• _Information given_:
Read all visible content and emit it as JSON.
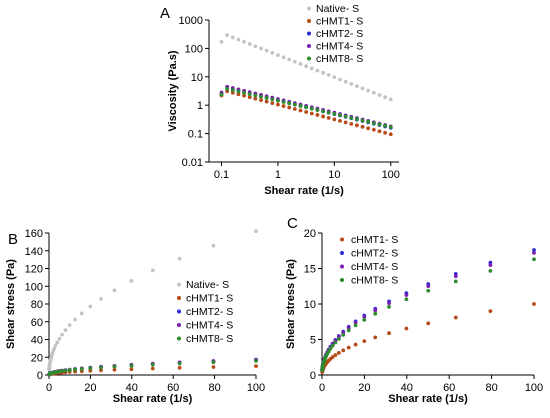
{
  "chart_data": [
    {
      "panel_label": "A",
      "type": "scatter",
      "x_scale": "log",
      "y_scale": "log",
      "xlabel": "Shear rate (1/s)",
      "ylabel": "Viscosity (Pa.s)",
      "xlim": [
        0.06,
        140
      ],
      "ylim": [
        0.01,
        1000
      ],
      "x_ticks": [
        "0.1",
        "1",
        "10",
        "100"
      ],
      "y_ticks": [
        "0.01",
        "0.1",
        "1",
        "10",
        "100",
        "1000"
      ],
      "legend_position": "top-right",
      "power_law": true,
      "x_range": [
        0.1,
        100
      ],
      "n_points": 31,
      "series": [
        {
          "name": "Native- S",
          "color": "#c4c4c4",
          "y_start": 350,
          "y_end": 1.6,
          "y_first": 170
        },
        {
          "name": "cHMT1- S",
          "color": "#b84a18",
          "y_start": 3.5,
          "y_end": 0.095,
          "y_first": 2.2
        },
        {
          "name": "cHMT2- S",
          "color": "#2d2dd8",
          "y_start": 4.5,
          "y_end": 0.16,
          "y_first": 2.5
        },
        {
          "name": "cHMT4- S",
          "color": "#7a1fb0",
          "y_start": 5.0,
          "y_end": 0.18,
          "y_first": 2.8
        },
        {
          "name": "cHMT8- S",
          "color": "#2e8b2e",
          "y_start": 4.2,
          "y_end": 0.17,
          "y_first": 2.4
        }
      ]
    },
    {
      "panel_label": "B",
      "type": "scatter",
      "xlabel": "Shear rate (1/s)",
      "ylabel": "Shear stress (Pa)",
      "xlim": [
        0,
        100
      ],
      "ylim": [
        0,
        160
      ],
      "x_ticks": [
        "0",
        "20",
        "40",
        "60",
        "80",
        "100"
      ],
      "y_ticks": [
        "0",
        "20",
        "40",
        "60",
        "80",
        "100",
        "120",
        "140",
        "160"
      ],
      "legend_position": "right",
      "power_law": false,
      "x_range": [
        0.1,
        100
      ],
      "n_points": 31,
      "series": [
        {
          "name": "Native- S",
          "color": "#c4c4c4",
          "y_start": 35,
          "y_end": 162
        },
        {
          "name": "cHMT1- S",
          "color": "#b84a18",
          "y_start": 0.35,
          "y_end": 10
        },
        {
          "name": "cHMT2- S",
          "color": "#2d2dd8",
          "y_start": 0.45,
          "y_end": 17
        },
        {
          "name": "cHMT4- S",
          "color": "#7a1fb0",
          "y_start": 0.5,
          "y_end": 17.5
        },
        {
          "name": "cHMT8- S",
          "color": "#2e8b2e",
          "y_start": 0.42,
          "y_end": 16
        }
      ]
    },
    {
      "panel_label": "C",
      "type": "scatter",
      "xlabel": "Shear rate (1/s)",
      "ylabel": "Shear stress (Pa)",
      "xlim": [
        0,
        100
      ],
      "ylim": [
        0,
        20
      ],
      "x_ticks": [
        "0",
        "20",
        "40",
        "60",
        "80",
        "100"
      ],
      "y_ticks": [
        "0",
        "5",
        "10",
        "15",
        "20"
      ],
      "legend_position": "top-left",
      "power_law": false,
      "x_range": [
        0.1,
        100
      ],
      "n_points": 31,
      "series": [
        {
          "name": "cHMT1- S",
          "color": "#b84a18",
          "y_start": 0.35,
          "y_end": 10
        },
        {
          "name": "cHMT2- S",
          "color": "#2d2dd8",
          "y_start": 0.45,
          "y_end": 17.6
        },
        {
          "name": "cHMT4- S",
          "color": "#7a1fb0",
          "y_start": 0.5,
          "y_end": 17.2
        },
        {
          "name": "cHMT8- S",
          "color": "#2e8b2e",
          "y_start": 0.42,
          "y_end": 16.3
        }
      ]
    }
  ]
}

• _Request_: Output each line exactly; omit every picture.

• _Solution_:
Read all visible content and emit it as JSON.
{
  "chart_data": [
    {
      "panel_label": "A",
      "type": "scatter",
      "x_scale": "log",
      "y_scale": "log",
      "xlabel": "Shear rate (1/s)",
      "ylabel": "Viscosity (Pa.s)",
      "xlim": [
        0.06,
        140
      ],
      "ylim": [
        0.01,
        1000
      ],
      "x_ticks": [
        "0.1",
        "1",
        "10",
        "100"
      ],
      "y_ticks": [
        "0.01",
        "0.1",
        "1",
        "10",
        "100",
        "1000"
      ],
      "legend_position": "top-right",
      "power_law": true,
      "x_range": [
        0.1,
        100
      ],
      "n_points": 31,
      "series": [
        {
          "name": "Native- S",
          "color": "#c4c4c4",
          "y_start": 350,
          "y_end": 1.6,
          "y_first": 170
        },
        {
          "name": "cHMT1- S",
          "color": "#b84a18",
          "y_start": 3.5,
          "y_end": 0.095,
          "y_first": 2.2
        },
        {
          "name": "cHMT2- S",
          "color": "#2d2dd8",
          "y_start": 4.5,
          "y_end": 0.16,
          "y_first": 2.5
        },
        {
          "name": "cHMT4- S",
          "color": "#7a1fb0",
          "y_start": 5.0,
          "y_end": 0.18,
          "y_first": 2.8
        },
        {
          "name": "cHMT8- S",
          "color": "#2e8b2e",
          "y_start": 4.2,
          "y_end": 0.17,
          "y_first": 2.4
        }
      ]
    },
    {
      "panel_label": "B",
      "type": "scatter",
      "xlabel": "Shear rate (1/s)",
      "ylabel": "Shear stress (Pa)",
      "xlim": [
        0,
        100
      ],
      "ylim": [
        0,
        160
      ],
      "x_ticks": [
        "0",
        "20",
        "40",
        "60",
        "80",
        "100"
      ],
      "y_ticks": [
        "0",
        "20",
        "40",
        "60",
        "80",
        "100",
        "120",
        "140",
        "160"
      ],
      "legend_position": "right",
      "power_law": false,
      "x_range": [
        0.1,
        100
      ],
      "n_points": 31,
      "series": [
        {
          "name": "Native- S",
          "color": "#c4c4c4",
          "y_start": 35,
          "y_end": 162
        },
        {
          "name": "cHMT1- S",
          "color": "#b84a18",
          "y_start": 0.35,
          "y_end": 10
        },
        {
          "name": "cHMT2- S",
          "color": "#2d2dd8",
          "y_start": 0.45,
          "y_end": 17
        },
        {
          "name": "cHMT4- S",
          "color": "#7a1fb0",
          "y_start": 0.5,
          "y_end": 17.5
        },
        {
          "name": "cHMT8- S",
          "color": "#2e8b2e",
          "y_start": 0.42,
          "y_end": 16
        }
      ]
    },
    {
      "panel_label": "C",
      "type": "scatter",
      "xlabel": "Shear rate (1/s)",
      "ylabel": "Shear stress (Pa)",
      "xlim": [
        0,
        100
      ],
      "ylim": [
        0,
        20
      ],
      "x_ticks": [
        "0",
        "20",
        "40",
        "60",
        "80",
        "100"
      ],
      "y_ticks": [
        "0",
        "5",
        "10",
        "15",
        "20"
      ],
      "legend_position": "top-left",
      "power_law": false,
      "x_range": [
        0.1,
        100
      ],
      "n_points": 31,
      "series": [
        {
          "name": "cHMT1- S",
          "color": "#b84a18",
          "y_start": 0.35,
          "y_end": 10
        },
        {
          "name": "cHMT2- S",
          "color": "#2d2dd8",
          "y_start": 0.45,
          "y_end": 17.6
        },
        {
          "name": "cHMT4- S",
          "color": "#7a1fb0",
          "y_start": 0.5,
          "y_end": 17.2
        },
        {
          "name": "cHMT8- S",
          "color": "#2e8b2e",
          "y_start": 0.42,
          "y_end": 16.3
        }
      ]
    }
  ]
}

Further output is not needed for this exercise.